Extracts from a graphics dataset
________

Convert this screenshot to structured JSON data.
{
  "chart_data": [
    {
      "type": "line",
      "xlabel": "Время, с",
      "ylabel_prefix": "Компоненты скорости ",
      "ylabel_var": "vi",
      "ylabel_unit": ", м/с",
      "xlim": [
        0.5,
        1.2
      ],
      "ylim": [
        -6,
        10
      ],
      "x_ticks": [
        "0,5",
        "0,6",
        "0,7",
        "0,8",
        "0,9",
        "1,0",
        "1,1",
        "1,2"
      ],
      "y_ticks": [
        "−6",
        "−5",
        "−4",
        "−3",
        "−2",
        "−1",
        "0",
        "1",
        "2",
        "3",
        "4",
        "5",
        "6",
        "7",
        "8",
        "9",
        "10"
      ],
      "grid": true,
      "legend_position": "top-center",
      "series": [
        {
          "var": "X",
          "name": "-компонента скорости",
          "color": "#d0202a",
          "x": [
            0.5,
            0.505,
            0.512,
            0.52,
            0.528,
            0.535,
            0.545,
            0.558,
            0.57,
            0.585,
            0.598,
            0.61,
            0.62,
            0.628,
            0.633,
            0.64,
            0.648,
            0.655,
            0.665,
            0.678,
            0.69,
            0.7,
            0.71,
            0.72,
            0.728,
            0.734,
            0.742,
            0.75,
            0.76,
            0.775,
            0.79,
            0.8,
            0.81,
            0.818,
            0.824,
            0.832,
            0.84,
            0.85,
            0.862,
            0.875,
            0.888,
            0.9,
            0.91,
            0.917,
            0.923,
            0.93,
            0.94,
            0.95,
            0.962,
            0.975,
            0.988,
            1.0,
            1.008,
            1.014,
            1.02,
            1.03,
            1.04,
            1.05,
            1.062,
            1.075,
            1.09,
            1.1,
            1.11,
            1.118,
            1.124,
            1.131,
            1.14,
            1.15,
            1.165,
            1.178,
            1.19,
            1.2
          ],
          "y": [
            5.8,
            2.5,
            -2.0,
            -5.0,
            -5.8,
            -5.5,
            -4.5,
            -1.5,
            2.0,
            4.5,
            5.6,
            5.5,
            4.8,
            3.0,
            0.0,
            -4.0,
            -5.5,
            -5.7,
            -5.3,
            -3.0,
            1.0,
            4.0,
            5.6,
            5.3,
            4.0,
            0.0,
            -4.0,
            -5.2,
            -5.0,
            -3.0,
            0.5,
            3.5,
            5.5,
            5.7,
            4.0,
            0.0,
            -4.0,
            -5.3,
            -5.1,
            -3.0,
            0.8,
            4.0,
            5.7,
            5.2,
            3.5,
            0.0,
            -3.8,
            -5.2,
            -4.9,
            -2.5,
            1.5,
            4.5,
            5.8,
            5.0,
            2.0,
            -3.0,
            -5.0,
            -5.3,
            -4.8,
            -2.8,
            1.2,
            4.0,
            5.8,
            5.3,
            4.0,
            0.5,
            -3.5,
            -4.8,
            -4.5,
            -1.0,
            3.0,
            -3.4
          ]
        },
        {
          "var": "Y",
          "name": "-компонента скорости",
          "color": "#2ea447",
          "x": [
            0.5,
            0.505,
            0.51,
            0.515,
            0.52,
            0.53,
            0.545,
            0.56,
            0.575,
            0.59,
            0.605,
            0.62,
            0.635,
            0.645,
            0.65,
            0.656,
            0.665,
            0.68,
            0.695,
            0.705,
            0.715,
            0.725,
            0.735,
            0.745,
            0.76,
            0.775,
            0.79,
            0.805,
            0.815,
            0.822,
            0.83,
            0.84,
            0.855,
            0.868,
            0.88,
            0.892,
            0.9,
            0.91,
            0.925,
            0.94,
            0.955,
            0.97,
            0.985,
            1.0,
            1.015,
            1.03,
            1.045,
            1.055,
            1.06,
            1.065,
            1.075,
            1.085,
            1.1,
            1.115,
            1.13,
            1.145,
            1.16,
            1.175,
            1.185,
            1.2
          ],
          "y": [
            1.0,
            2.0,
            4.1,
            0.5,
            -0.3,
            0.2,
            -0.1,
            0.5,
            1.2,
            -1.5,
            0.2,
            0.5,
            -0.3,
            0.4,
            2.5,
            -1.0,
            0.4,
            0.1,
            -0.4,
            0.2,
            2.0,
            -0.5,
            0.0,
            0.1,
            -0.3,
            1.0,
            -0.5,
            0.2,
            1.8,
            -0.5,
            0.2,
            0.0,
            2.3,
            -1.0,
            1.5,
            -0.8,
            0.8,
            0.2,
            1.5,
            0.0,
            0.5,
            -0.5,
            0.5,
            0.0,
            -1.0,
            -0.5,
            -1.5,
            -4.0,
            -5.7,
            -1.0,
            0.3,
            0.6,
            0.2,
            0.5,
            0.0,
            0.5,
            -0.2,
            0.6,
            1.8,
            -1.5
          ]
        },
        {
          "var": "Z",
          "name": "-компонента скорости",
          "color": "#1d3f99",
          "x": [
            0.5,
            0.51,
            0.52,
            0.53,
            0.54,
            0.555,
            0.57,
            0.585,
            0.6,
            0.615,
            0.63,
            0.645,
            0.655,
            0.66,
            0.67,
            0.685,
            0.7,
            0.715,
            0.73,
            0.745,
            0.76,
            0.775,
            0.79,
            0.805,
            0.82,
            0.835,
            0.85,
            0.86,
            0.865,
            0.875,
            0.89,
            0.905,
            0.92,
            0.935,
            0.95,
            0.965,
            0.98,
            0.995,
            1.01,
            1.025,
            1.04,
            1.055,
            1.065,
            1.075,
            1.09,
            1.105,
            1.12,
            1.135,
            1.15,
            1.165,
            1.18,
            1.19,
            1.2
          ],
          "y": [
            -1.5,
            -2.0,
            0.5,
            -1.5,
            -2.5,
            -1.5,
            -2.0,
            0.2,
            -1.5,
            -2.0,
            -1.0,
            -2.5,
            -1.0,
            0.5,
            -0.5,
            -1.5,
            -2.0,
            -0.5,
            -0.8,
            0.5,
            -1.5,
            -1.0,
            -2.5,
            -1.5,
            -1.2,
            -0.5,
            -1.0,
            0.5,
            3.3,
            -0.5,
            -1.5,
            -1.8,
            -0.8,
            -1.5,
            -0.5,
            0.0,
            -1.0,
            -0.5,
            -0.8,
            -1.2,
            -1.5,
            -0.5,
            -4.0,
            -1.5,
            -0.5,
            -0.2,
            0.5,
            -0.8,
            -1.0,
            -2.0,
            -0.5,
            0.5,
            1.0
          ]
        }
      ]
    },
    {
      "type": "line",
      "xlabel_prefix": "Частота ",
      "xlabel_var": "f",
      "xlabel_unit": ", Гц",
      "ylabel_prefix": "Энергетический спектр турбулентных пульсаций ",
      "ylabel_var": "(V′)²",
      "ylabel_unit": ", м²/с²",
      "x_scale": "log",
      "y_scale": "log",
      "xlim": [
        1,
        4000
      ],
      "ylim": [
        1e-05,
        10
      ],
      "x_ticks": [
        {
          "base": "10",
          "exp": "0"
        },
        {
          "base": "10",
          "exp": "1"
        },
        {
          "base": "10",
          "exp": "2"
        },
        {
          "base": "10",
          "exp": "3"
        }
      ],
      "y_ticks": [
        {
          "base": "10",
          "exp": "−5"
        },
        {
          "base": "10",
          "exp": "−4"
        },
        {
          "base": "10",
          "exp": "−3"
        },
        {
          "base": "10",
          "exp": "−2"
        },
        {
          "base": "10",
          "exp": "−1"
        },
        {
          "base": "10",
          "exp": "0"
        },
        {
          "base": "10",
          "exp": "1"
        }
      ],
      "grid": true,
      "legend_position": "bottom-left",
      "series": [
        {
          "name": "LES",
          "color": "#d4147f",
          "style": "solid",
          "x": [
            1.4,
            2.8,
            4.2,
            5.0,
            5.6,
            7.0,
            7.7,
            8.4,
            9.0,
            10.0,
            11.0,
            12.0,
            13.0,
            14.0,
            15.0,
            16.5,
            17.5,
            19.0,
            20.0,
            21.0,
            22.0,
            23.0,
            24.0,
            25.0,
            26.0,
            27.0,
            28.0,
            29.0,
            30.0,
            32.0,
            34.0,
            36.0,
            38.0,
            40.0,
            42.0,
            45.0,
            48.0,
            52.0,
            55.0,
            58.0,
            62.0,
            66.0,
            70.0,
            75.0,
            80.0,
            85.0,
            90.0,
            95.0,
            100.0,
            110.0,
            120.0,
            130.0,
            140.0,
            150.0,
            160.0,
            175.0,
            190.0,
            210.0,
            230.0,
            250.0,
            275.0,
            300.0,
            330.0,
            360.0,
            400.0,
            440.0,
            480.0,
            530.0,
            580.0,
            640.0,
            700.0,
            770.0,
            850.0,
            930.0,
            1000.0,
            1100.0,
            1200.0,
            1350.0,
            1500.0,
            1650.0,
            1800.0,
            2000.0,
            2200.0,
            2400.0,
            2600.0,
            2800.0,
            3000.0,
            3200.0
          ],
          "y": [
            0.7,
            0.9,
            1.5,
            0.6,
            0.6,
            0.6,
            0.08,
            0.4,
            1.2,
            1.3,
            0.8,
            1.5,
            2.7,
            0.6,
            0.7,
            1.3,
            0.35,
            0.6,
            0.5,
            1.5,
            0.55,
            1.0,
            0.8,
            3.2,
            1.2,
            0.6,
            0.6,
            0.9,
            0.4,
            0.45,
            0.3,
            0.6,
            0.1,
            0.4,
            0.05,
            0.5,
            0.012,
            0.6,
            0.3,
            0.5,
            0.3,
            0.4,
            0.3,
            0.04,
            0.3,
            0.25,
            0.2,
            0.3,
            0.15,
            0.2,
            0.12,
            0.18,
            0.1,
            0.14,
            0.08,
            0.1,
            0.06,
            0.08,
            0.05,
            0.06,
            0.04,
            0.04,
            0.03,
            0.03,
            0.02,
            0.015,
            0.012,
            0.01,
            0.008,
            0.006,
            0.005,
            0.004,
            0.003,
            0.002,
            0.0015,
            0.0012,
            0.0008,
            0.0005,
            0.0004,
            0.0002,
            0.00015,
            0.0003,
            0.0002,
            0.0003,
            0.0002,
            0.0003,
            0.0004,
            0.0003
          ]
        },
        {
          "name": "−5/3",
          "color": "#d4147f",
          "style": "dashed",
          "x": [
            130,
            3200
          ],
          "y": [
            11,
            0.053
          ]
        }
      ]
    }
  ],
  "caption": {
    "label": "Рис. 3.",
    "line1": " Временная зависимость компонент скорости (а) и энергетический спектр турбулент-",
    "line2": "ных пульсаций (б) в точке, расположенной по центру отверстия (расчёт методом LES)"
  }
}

________

**Your instructions**.
Every line above that contains the word "пульсаций" should be reported.

**Result**.
      "ylabel_prefix": "Энергетический спектр турбулентных пульсаций ",
    "line2": "ных пульсаций (б) в точке, расположенной по центру отверстия (расчёт методом LES)"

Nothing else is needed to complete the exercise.